> _Work required_
Pull out each line of the data that includes the word "Slope".

Data entries
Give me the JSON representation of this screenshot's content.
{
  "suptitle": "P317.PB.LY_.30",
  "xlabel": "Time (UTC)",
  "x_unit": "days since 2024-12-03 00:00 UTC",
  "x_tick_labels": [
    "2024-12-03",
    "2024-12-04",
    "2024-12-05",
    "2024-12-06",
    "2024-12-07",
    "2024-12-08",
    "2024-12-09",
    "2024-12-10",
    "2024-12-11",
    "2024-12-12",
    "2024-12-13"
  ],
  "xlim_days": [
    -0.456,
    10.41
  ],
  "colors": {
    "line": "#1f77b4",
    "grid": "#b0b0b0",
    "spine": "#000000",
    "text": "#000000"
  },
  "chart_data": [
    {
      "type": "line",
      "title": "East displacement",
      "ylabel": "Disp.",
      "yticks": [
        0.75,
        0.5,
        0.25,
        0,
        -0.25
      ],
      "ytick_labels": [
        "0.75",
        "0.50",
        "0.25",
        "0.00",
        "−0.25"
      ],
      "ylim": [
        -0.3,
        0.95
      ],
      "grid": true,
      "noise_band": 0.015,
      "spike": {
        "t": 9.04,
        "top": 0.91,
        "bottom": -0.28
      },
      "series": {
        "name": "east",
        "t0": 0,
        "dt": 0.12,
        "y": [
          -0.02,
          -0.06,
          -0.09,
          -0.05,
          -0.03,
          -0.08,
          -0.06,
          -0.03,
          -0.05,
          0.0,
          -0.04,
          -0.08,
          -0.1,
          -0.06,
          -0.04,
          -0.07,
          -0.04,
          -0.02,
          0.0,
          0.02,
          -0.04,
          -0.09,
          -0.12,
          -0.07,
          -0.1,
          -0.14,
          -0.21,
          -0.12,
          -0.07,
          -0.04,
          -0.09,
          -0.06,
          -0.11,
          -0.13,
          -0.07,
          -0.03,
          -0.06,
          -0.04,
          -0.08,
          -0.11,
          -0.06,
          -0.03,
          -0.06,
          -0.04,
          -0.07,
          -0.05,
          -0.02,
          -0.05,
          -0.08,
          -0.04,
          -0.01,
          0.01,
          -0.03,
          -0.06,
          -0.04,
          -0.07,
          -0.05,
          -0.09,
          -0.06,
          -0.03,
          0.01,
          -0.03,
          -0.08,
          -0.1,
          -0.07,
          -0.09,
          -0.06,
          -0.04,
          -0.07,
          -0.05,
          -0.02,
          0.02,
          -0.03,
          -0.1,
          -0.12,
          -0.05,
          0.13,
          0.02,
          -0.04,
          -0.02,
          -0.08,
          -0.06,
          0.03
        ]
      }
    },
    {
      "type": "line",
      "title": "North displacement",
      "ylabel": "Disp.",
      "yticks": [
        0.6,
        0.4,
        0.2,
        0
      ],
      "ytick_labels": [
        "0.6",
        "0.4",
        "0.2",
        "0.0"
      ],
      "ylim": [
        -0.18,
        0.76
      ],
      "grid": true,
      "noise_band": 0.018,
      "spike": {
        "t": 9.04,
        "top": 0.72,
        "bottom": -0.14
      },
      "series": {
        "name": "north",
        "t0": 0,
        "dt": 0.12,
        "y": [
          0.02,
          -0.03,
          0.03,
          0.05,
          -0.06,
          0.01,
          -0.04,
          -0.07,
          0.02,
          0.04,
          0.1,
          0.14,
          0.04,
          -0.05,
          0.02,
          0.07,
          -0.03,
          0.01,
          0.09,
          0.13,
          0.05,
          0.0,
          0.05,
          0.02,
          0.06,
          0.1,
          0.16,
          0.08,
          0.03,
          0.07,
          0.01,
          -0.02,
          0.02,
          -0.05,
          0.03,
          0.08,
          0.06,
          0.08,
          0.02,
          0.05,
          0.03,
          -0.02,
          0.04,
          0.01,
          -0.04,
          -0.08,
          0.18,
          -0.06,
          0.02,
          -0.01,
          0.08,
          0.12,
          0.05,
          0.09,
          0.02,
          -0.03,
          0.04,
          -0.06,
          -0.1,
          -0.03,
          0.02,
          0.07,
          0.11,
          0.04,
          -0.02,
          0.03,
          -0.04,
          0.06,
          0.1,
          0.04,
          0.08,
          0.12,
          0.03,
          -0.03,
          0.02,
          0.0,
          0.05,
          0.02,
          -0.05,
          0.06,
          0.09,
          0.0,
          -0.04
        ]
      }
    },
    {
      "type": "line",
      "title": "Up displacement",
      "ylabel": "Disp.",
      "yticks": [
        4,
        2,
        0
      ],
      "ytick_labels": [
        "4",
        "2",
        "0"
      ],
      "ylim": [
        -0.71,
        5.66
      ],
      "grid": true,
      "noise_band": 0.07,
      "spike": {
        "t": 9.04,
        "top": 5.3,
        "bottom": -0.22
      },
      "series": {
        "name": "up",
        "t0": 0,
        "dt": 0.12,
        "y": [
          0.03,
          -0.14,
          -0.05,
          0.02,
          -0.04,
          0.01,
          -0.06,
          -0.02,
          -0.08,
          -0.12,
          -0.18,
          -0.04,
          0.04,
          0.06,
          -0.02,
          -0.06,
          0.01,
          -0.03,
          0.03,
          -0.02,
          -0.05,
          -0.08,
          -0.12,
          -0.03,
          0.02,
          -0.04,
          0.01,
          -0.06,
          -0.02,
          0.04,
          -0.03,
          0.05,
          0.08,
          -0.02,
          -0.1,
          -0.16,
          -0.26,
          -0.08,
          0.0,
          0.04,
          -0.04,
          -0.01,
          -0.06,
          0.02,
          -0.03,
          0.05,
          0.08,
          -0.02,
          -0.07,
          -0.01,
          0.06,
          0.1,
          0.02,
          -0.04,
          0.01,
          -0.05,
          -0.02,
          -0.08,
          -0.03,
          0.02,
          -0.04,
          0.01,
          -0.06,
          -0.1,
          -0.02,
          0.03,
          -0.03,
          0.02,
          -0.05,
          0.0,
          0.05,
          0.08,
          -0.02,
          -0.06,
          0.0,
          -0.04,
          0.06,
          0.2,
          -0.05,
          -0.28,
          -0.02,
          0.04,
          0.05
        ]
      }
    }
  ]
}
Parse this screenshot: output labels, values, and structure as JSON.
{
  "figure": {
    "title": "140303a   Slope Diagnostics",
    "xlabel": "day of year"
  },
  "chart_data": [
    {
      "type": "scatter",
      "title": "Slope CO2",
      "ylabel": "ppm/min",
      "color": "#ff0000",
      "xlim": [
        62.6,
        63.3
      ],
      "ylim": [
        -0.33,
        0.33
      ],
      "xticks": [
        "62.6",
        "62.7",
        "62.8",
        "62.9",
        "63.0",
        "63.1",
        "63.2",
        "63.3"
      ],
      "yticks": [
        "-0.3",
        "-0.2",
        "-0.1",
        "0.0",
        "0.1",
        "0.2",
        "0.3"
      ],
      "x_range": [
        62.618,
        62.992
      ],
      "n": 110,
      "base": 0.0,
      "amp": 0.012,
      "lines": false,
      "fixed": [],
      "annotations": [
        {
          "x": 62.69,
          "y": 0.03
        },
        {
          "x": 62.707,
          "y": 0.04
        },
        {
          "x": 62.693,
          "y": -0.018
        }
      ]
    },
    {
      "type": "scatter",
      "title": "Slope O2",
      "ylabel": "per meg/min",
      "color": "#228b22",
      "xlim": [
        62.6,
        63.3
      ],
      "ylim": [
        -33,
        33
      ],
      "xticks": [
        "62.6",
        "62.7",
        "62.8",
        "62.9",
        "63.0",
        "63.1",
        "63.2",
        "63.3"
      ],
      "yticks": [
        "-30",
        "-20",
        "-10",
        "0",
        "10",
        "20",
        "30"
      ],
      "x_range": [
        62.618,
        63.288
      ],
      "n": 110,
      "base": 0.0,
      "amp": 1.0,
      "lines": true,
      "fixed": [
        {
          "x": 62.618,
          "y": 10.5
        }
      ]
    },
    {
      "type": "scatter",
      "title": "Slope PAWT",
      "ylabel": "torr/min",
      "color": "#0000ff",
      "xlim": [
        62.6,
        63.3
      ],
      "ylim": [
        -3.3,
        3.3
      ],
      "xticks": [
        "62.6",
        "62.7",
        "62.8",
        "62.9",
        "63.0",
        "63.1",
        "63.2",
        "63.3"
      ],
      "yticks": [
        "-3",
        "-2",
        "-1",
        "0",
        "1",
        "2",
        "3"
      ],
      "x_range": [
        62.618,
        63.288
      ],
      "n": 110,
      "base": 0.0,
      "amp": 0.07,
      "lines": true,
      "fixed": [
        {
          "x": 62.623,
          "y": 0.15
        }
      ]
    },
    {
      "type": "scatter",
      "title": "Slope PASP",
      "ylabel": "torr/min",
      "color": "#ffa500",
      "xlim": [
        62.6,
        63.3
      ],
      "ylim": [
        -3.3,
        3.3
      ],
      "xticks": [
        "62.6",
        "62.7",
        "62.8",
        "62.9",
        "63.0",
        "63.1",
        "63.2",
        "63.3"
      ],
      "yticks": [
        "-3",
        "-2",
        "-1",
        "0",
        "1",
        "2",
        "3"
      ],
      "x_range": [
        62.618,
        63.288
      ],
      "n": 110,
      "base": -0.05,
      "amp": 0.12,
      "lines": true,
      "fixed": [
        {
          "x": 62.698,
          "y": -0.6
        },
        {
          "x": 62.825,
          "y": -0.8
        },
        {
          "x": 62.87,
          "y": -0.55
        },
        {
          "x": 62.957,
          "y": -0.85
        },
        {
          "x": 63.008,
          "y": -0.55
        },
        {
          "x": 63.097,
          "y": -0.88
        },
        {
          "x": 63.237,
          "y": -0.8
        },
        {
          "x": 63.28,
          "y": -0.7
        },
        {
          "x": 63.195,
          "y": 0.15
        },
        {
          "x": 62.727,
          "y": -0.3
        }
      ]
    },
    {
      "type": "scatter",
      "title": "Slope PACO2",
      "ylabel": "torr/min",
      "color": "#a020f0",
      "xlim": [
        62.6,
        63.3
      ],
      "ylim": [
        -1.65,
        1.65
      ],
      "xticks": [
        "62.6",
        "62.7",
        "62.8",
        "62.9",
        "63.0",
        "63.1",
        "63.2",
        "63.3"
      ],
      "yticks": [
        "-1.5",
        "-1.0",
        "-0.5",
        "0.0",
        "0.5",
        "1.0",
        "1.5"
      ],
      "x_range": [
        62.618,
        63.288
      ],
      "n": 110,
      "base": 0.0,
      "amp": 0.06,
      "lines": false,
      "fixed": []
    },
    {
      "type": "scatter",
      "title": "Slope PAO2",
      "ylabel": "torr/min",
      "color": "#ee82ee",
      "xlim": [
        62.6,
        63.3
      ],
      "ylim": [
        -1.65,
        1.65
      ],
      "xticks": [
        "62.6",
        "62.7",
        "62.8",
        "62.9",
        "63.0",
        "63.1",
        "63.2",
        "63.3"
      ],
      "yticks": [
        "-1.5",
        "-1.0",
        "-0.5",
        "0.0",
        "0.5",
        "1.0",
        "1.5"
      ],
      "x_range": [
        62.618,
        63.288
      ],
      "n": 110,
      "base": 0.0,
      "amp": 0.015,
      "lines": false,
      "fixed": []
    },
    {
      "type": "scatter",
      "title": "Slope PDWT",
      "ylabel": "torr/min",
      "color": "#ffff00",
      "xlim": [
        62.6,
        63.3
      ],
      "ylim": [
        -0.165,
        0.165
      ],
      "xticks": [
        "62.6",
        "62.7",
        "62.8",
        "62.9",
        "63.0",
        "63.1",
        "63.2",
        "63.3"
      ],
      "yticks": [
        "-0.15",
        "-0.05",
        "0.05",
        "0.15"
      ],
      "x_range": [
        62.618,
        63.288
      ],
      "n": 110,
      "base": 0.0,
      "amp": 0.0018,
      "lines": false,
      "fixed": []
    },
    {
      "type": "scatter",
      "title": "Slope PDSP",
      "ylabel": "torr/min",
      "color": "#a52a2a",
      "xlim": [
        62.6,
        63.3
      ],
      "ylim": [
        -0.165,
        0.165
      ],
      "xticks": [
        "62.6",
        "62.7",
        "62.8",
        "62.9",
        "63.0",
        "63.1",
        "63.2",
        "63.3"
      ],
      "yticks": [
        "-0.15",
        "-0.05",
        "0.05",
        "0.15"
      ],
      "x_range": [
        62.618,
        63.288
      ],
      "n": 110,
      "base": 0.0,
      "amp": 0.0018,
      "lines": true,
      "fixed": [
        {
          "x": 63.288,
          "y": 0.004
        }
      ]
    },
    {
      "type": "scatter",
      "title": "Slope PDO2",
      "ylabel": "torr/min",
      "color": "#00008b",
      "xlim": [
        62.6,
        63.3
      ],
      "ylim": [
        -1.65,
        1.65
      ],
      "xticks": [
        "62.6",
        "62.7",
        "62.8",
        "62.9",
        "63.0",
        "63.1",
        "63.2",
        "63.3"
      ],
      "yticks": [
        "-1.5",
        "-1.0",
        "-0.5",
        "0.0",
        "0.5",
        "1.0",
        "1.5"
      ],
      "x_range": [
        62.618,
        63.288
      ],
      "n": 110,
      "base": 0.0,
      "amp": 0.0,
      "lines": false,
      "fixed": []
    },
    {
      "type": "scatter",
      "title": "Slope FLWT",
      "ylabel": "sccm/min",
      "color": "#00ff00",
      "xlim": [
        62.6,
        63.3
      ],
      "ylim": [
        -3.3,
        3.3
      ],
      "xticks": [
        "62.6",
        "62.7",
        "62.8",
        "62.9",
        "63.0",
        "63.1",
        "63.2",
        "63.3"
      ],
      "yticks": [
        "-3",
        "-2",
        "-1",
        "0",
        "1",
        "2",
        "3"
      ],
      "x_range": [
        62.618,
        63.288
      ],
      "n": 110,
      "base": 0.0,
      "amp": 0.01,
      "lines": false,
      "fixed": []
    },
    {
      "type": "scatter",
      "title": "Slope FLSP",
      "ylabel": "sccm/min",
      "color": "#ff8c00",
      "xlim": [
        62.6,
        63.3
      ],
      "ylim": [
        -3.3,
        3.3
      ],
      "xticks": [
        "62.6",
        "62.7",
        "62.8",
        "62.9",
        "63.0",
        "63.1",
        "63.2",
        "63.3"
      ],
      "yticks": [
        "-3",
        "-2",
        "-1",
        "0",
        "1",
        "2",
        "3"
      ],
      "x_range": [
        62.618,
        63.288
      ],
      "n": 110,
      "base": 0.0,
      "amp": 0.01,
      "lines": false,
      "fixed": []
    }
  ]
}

> _Response to this task_
    "title": "140303a   Slope Diagnostics",
      "title": "Slope CO2",
      "title": "Slope O2",
      "title": "Slope PAWT",
      "title": "Slope PASP",
      "title": "Slope PACO2",
      "title": "Slope PAO2",
      "title": "Slope PDWT",
      "title": "Slope PDSP",
      "title": "Slope PDO2",
      "title": "Slope FLWT",
      "title": "Slope FLSP",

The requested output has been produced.